--- BEGIN Exercise materials ---
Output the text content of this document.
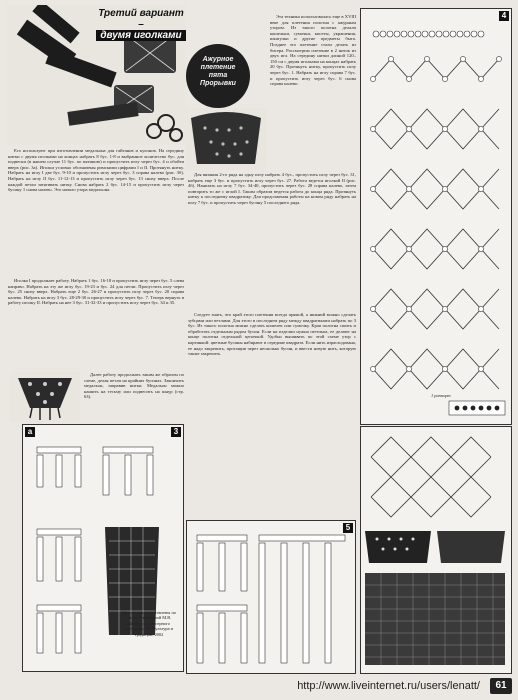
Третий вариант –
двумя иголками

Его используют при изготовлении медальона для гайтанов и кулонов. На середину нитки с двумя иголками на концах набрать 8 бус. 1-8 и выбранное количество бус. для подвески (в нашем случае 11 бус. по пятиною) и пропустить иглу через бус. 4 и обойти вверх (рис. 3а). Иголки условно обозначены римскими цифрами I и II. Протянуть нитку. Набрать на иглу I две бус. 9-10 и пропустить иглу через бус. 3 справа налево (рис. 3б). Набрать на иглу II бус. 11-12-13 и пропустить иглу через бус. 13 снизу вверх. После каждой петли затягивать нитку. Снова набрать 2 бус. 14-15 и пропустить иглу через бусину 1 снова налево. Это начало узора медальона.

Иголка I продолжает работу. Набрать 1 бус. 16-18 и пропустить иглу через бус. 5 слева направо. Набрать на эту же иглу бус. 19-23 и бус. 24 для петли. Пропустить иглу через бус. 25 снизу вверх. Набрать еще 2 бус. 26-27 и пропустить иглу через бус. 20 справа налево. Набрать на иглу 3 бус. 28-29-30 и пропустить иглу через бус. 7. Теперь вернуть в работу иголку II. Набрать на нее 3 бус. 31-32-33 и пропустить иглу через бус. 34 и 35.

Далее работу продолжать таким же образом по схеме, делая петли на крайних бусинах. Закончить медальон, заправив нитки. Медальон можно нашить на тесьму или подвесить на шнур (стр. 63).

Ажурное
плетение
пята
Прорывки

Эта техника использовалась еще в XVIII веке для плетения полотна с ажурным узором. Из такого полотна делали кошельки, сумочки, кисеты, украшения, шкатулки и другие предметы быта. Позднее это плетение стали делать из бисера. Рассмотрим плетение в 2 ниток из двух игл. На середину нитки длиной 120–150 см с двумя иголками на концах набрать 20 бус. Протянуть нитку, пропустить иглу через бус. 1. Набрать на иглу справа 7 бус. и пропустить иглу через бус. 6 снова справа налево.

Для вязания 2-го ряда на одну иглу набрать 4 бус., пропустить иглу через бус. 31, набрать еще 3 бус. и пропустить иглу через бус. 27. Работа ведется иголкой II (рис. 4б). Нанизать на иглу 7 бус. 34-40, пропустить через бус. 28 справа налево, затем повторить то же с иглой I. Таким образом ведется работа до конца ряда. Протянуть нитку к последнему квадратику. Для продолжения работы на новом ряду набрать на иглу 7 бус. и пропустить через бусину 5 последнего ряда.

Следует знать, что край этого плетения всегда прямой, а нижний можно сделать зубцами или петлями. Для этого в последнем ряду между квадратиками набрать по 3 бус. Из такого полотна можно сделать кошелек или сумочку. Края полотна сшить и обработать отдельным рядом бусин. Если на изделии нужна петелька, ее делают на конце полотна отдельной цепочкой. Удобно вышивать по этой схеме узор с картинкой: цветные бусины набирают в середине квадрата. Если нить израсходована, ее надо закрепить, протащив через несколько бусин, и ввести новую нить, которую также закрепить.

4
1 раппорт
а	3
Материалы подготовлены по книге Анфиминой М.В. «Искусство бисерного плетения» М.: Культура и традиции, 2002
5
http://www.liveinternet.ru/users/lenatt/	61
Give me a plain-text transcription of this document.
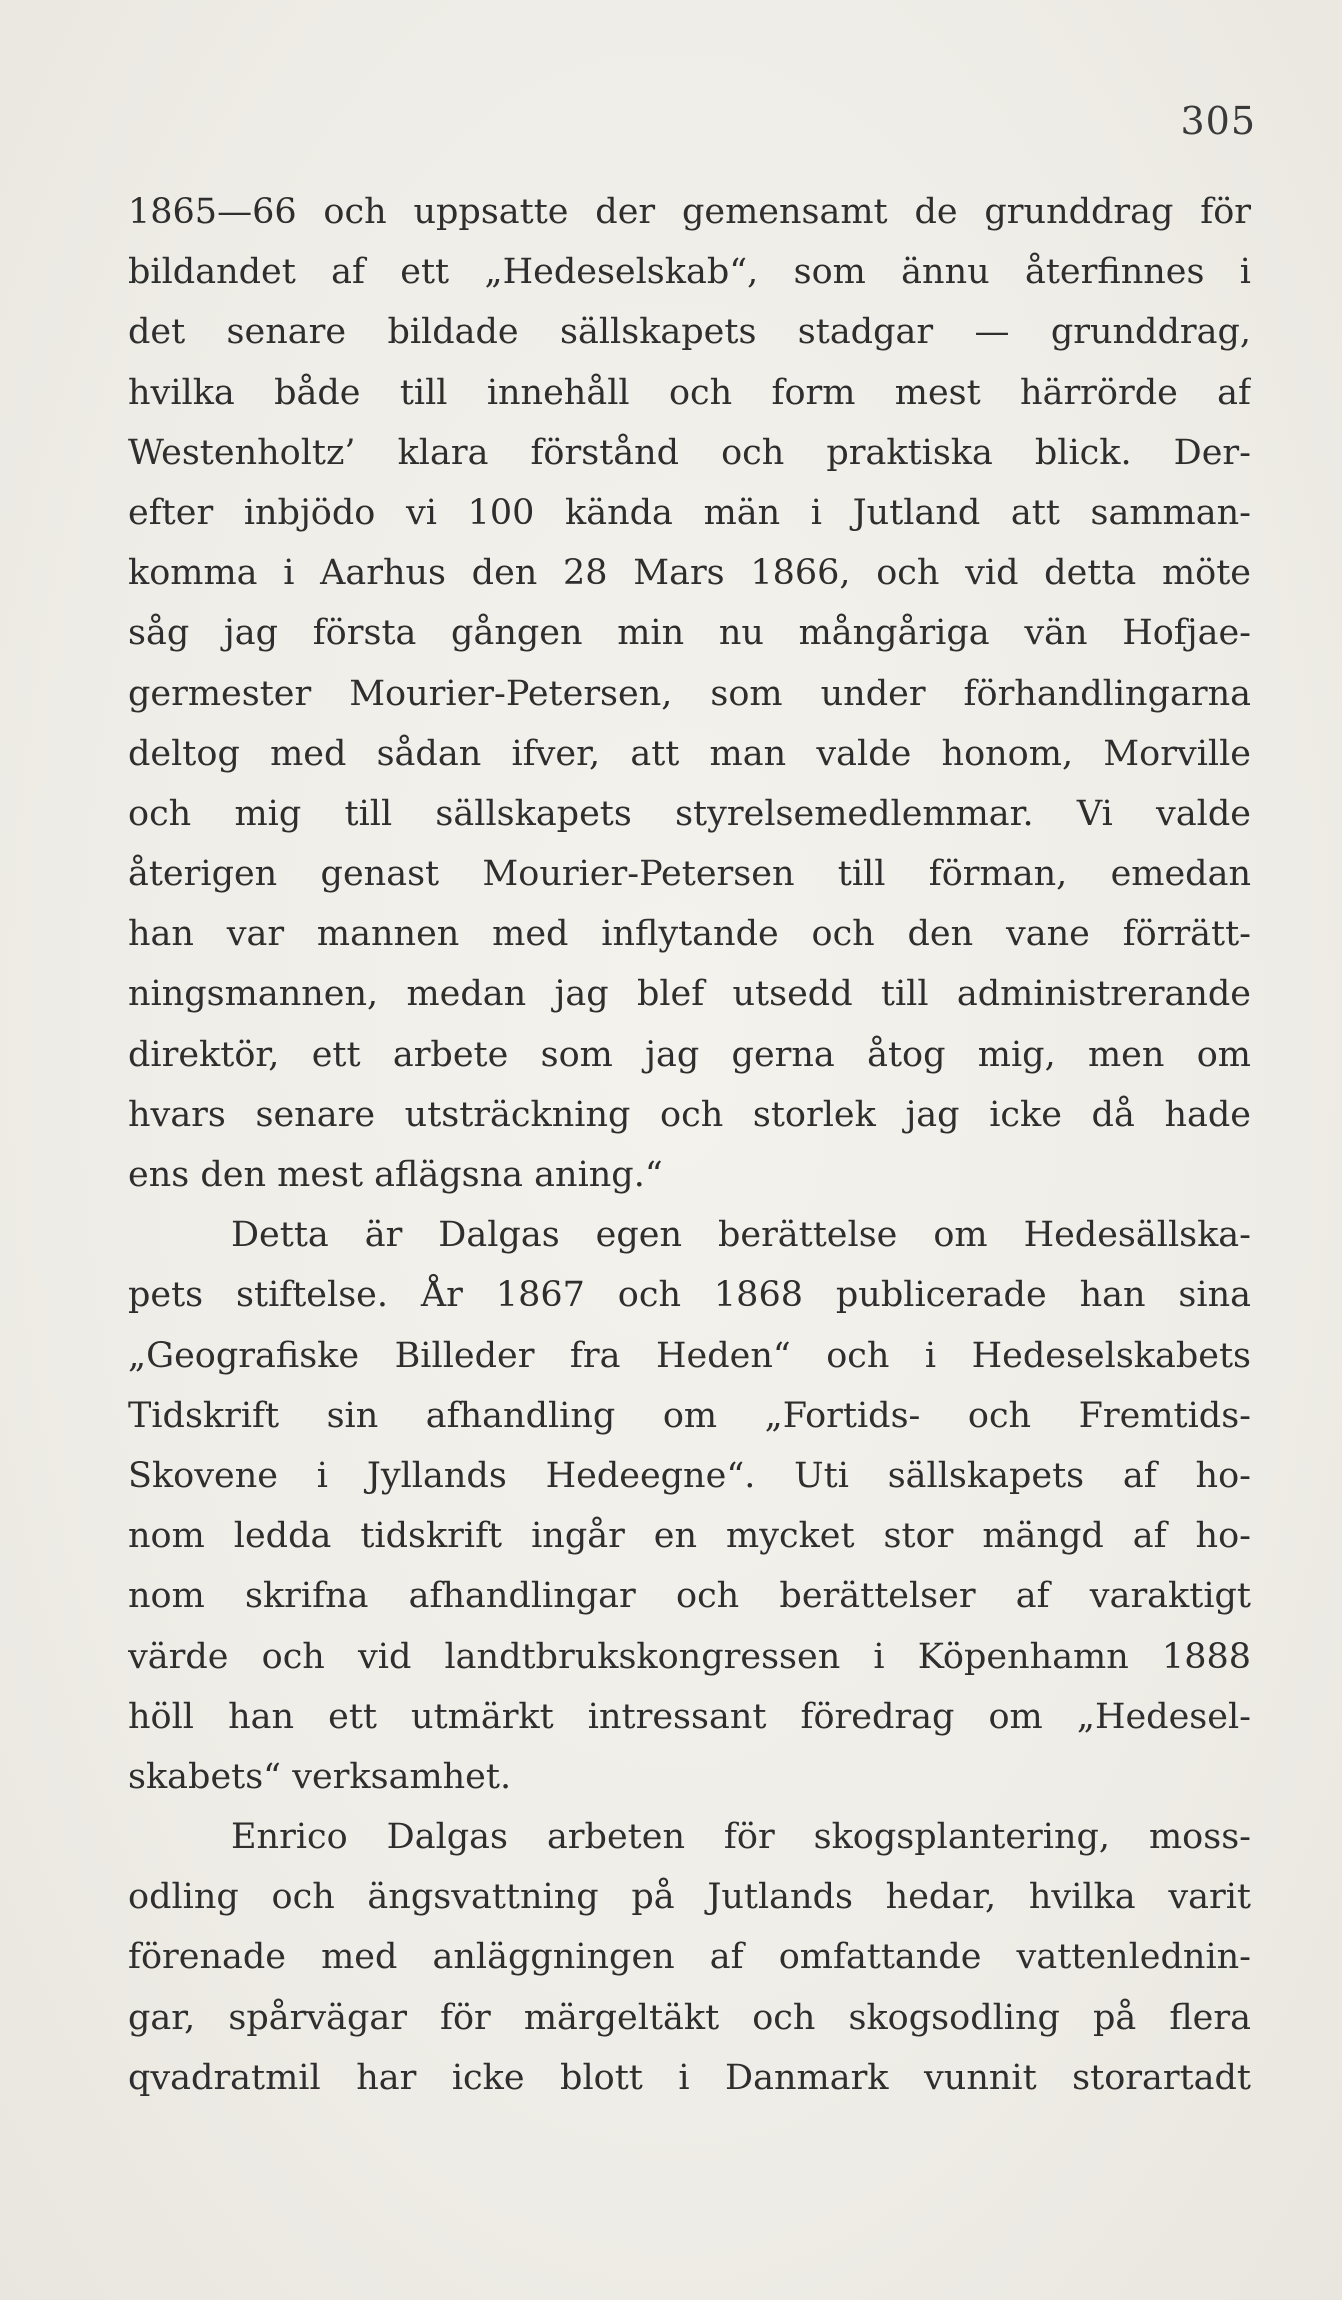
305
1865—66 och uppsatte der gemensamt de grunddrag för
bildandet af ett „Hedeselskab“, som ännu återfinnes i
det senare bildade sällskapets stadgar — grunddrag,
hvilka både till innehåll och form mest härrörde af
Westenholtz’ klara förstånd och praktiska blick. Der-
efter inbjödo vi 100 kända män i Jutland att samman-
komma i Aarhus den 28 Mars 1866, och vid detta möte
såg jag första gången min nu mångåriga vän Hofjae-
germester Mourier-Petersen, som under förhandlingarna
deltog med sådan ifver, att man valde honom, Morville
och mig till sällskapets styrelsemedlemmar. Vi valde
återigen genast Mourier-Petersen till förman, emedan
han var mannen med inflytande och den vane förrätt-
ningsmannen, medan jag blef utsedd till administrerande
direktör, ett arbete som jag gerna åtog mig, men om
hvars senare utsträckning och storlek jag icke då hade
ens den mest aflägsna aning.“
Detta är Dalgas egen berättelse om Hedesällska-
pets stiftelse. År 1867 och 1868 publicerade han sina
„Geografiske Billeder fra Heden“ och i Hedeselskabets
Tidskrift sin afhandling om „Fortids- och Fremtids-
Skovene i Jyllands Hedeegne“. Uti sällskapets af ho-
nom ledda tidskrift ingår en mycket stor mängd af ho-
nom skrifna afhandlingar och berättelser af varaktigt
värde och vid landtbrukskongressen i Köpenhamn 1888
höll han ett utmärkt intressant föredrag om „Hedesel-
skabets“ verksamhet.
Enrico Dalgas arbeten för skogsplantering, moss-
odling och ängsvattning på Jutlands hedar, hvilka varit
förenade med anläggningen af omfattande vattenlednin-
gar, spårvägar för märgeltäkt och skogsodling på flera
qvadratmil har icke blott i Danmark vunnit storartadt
--- END Exercise materials ---
--- BEGIN Exercise materials ---
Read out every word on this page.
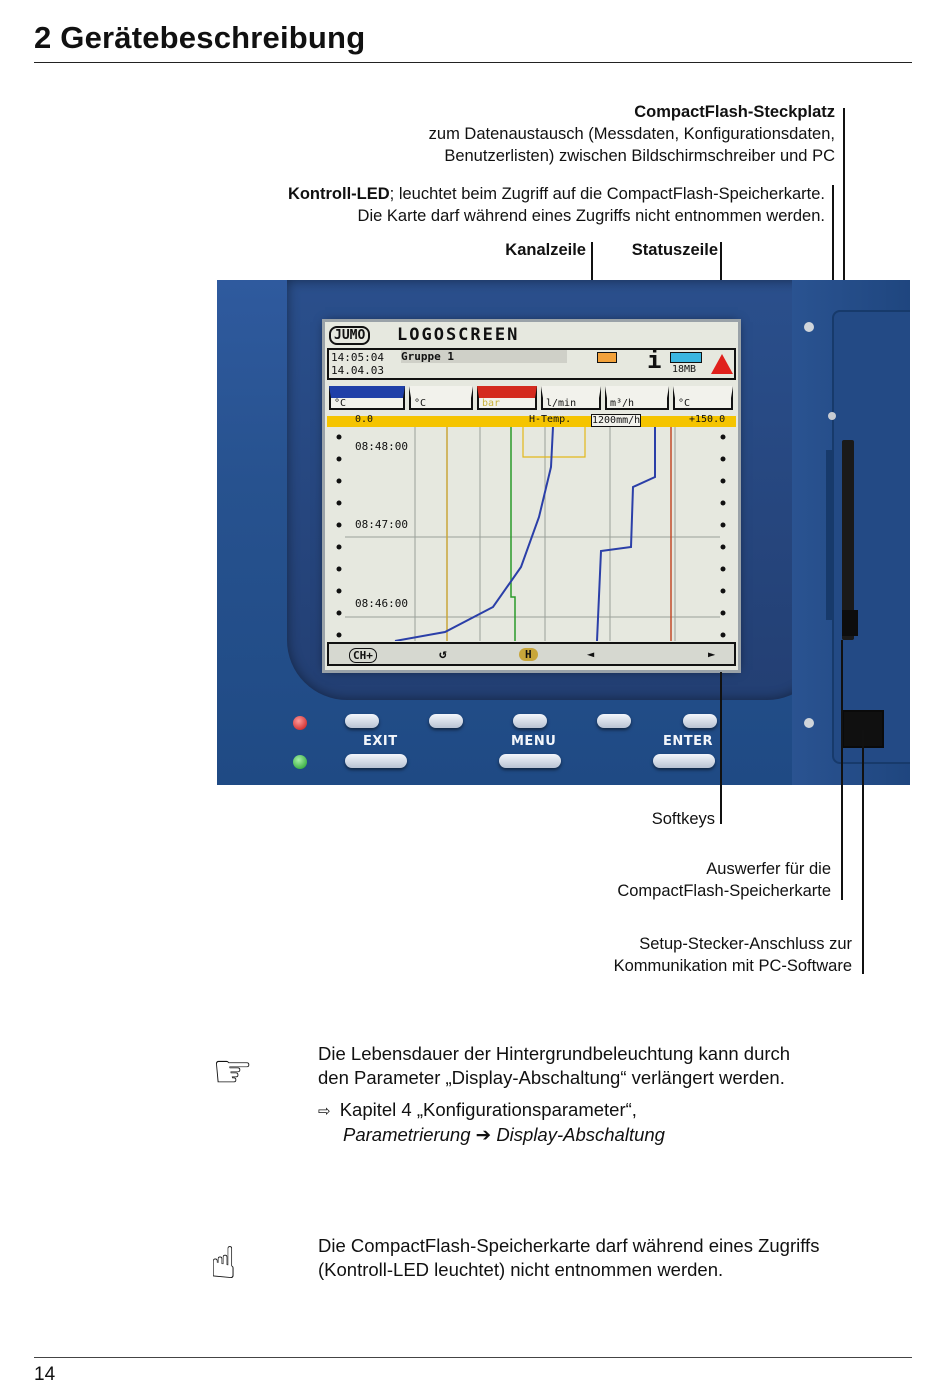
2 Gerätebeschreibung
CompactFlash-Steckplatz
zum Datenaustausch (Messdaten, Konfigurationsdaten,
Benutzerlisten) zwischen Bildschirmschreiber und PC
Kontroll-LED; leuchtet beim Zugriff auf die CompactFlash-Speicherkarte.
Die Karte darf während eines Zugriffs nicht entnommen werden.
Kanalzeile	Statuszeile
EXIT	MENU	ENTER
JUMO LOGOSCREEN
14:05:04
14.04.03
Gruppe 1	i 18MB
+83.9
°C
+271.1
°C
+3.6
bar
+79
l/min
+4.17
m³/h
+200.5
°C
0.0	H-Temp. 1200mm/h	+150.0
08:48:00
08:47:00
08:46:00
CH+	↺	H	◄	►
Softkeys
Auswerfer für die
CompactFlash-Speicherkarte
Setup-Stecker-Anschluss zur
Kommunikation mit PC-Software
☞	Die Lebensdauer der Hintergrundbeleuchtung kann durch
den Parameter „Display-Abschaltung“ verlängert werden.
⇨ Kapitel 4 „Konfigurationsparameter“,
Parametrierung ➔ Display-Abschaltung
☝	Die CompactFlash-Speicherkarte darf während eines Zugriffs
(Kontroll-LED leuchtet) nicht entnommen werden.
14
--- END Exercise materials ---
--- BEGIN Exercise materials ---
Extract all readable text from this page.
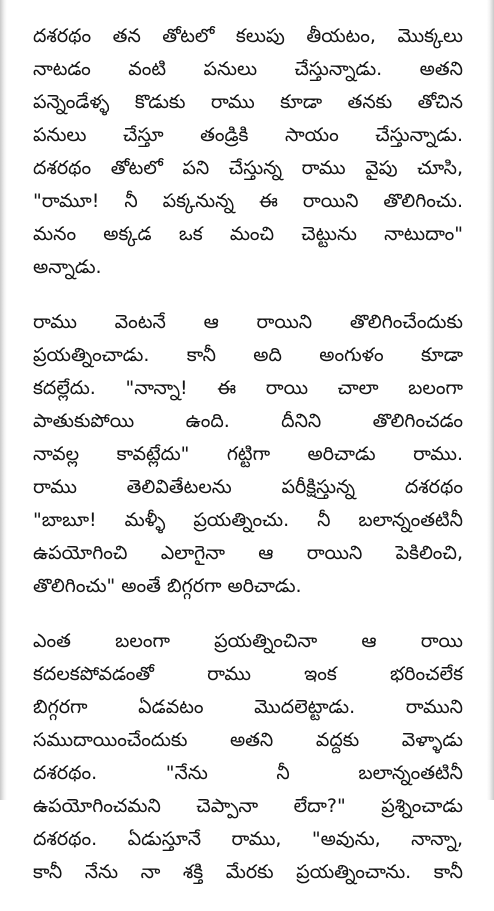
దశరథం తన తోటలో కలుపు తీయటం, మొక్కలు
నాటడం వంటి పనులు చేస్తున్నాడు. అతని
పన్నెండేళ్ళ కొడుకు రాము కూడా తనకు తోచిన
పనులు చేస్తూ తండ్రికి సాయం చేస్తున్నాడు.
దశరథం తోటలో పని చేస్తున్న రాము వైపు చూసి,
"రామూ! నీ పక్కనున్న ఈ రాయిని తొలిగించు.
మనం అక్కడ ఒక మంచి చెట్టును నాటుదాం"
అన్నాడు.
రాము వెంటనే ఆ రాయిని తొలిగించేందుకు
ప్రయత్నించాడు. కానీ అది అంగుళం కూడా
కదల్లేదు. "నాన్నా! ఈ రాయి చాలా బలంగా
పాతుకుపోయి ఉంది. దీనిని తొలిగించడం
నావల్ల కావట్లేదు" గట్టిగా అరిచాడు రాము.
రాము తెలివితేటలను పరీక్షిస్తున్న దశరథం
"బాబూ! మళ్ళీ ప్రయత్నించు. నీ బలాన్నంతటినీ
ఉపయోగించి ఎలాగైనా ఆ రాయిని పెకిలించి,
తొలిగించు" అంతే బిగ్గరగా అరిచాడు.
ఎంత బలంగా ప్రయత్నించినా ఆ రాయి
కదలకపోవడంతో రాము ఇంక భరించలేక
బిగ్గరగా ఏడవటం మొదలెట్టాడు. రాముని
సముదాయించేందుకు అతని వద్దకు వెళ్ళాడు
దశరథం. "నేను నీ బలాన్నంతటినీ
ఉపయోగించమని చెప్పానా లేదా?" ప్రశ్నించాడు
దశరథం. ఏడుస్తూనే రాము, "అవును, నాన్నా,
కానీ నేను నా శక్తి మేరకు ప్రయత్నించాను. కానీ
--- END Exercise materials ---
Reply with one number: the count of lines in the entries that include the word "page".

▶ Expected answer:
2